§ EXERCISE DETAILS: The records that follow are to be repeated exactly, with the pictures removed.

[A run of records]
=-=-=-=-=
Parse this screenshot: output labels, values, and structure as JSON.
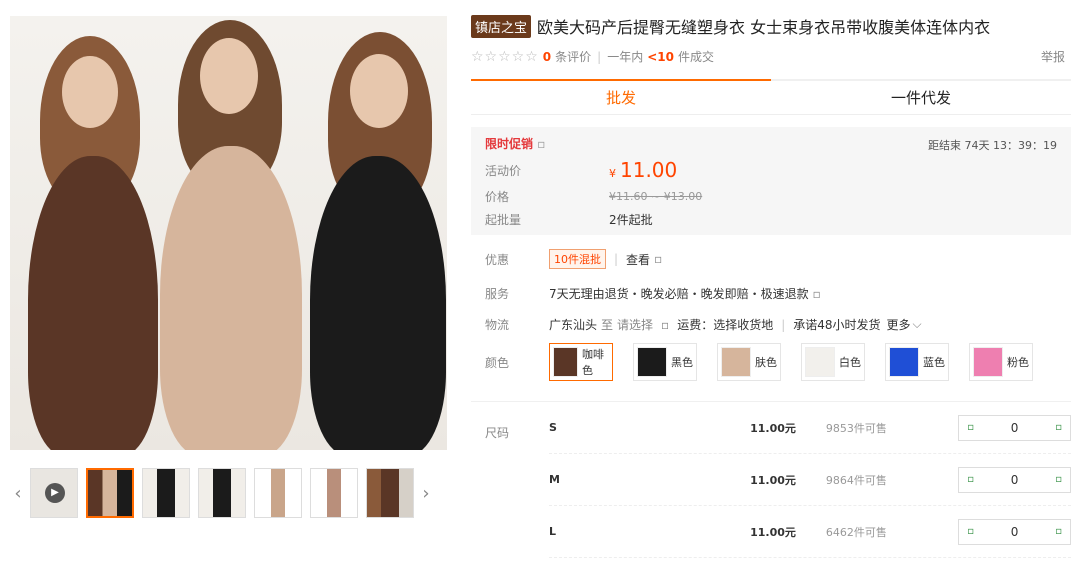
{
  "product": {
    "shop_badge": "镇店之宝",
    "title": "欧美大码产后提臀无缝塑身衣 女士束身衣吊带收腹美体连体内衣",
    "review_count": "0",
    "review_label": "条评价",
    "sales_prefix": "一年内",
    "sales_count": "<10",
    "sales_suffix": "件成交",
    "report": "举报",
    "stars": "☆☆☆☆☆"
  },
  "tabs": [
    "批发",
    "一件代发"
  ],
  "promo": {
    "label": "限时促销",
    "countdown_label": "距结束",
    "countdown": "74天 13：39：19",
    "activity_price_label": "活动价",
    "currency": "¥",
    "activity_price": "11.00",
    "orig_price_label": "价格",
    "orig_price": "¥11.60 ~ ¥13.00",
    "min_label": "起批量",
    "min_value": "2件起批"
  },
  "offers": {
    "label": "优惠",
    "tag": "10件混批",
    "view": "查看"
  },
  "service": {
    "label": "服务",
    "text": "7天无理由退货・晚发必赔・晚发即赔・极速退款"
  },
  "logistics": {
    "label": "物流",
    "from": "广东汕头",
    "to_label": "至",
    "to": "请选择",
    "fee": "运费：选择收货地",
    "promise": "承诺48小时发货",
    "more": "更多"
  },
  "colors": {
    "label": "颜色",
    "items": [
      {
        "name": "咖啡色",
        "hex": "#5a3626"
      },
      {
        "name": "黑色",
        "hex": "#1b1b1b"
      },
      {
        "name": "肤色",
        "hex": "#d6b59c"
      },
      {
        "name": "白色",
        "hex": "#f2f0ec"
      },
      {
        "name": "蓝色",
        "hex": "#1f4fd6"
      },
      {
        "name": "粉色",
        "hex": "#ee7fb0"
      }
    ]
  },
  "sizes": {
    "label": "尺码",
    "rows": [
      {
        "size": "S",
        "price": "11.00元",
        "stock": "9853件可售",
        "qty": "0"
      },
      {
        "size": "M",
        "price": "11.00元",
        "stock": "9864件可售",
        "qty": "0"
      },
      {
        "size": "L",
        "price": "11.00元",
        "stock": "6462件可售",
        "qty": "0"
      }
    ]
  },
  "gallery": {
    "model_colors": [
      "#5a3626",
      "#d6b59c",
      "#1b1b1b"
    ],
    "thumb_count": 7
  }
}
=-=-=-=-=
§ ANSWER:
Parse this screenshot: output labels, values, and structure as JSON.
{
  "product": {
    "shop_badge": "镇店之宝",
    "title": "欧美大码产后提臀无缝塑身衣 女士束身衣吊带收腹美体连体内衣",
    "review_count": "0",
    "review_label": "条评价",
    "sales_prefix": "一年内",
    "sales_count": "<10",
    "sales_suffix": "件成交",
    "report": "举报",
    "stars": "☆☆☆☆☆"
  },
  "tabs": [
    "批发",
    "一件代发"
  ],
  "promo": {
    "label": "限时促销",
    "countdown_label": "距结束",
    "countdown": "74天 13：39：19",
    "activity_price_label": "活动价",
    "currency": "¥",
    "activity_price": "11.00",
    "orig_price_label": "价格",
    "orig_price": "¥11.60 ~ ¥13.00",
    "min_label": "起批量",
    "min_value": "2件起批"
  },
  "offers": {
    "label": "优惠",
    "tag": "10件混批",
    "view": "查看"
  },
  "service": {
    "label": "服务",
    "text": "7天无理由退货・晚发必赔・晚发即赔・极速退款"
  },
  "logistics": {
    "label": "物流",
    "from": "广东汕头",
    "to_label": "至",
    "to": "请选择",
    "fee": "运费：选择收货地",
    "promise": "承诺48小时发货",
    "more": "更多"
  },
  "colors": {
    "label": "颜色",
    "items": [
      {
        "name": "咖啡色",
        "hex": "#5a3626"
      },
      {
        "name": "黑色",
        "hex": "#1b1b1b"
      },
      {
        "name": "肤色",
        "hex": "#d6b59c"
      },
      {
        "name": "白色",
        "hex": "#f2f0ec"
      },
      {
        "name": "蓝色",
        "hex": "#1f4fd6"
      },
      {
        "name": "粉色",
        "hex": "#ee7fb0"
      }
    ]
  },
  "sizes": {
    "label": "尺码",
    "rows": [
      {
        "size": "S",
        "price": "11.00元",
        "stock": "9853件可售",
        "qty": "0"
      },
      {
        "size": "M",
        "price": "11.00元",
        "stock": "9864件可售",
        "qty": "0"
      },
      {
        "size": "L",
        "price": "11.00元",
        "stock": "6462件可售",
        "qty": "0"
      }
    ]
  },
  "gallery": {
    "model_colors": [
      "#5a3626",
      "#d6b59c",
      "#1b1b1b"
    ],
    "thumb_count": 7
  }
}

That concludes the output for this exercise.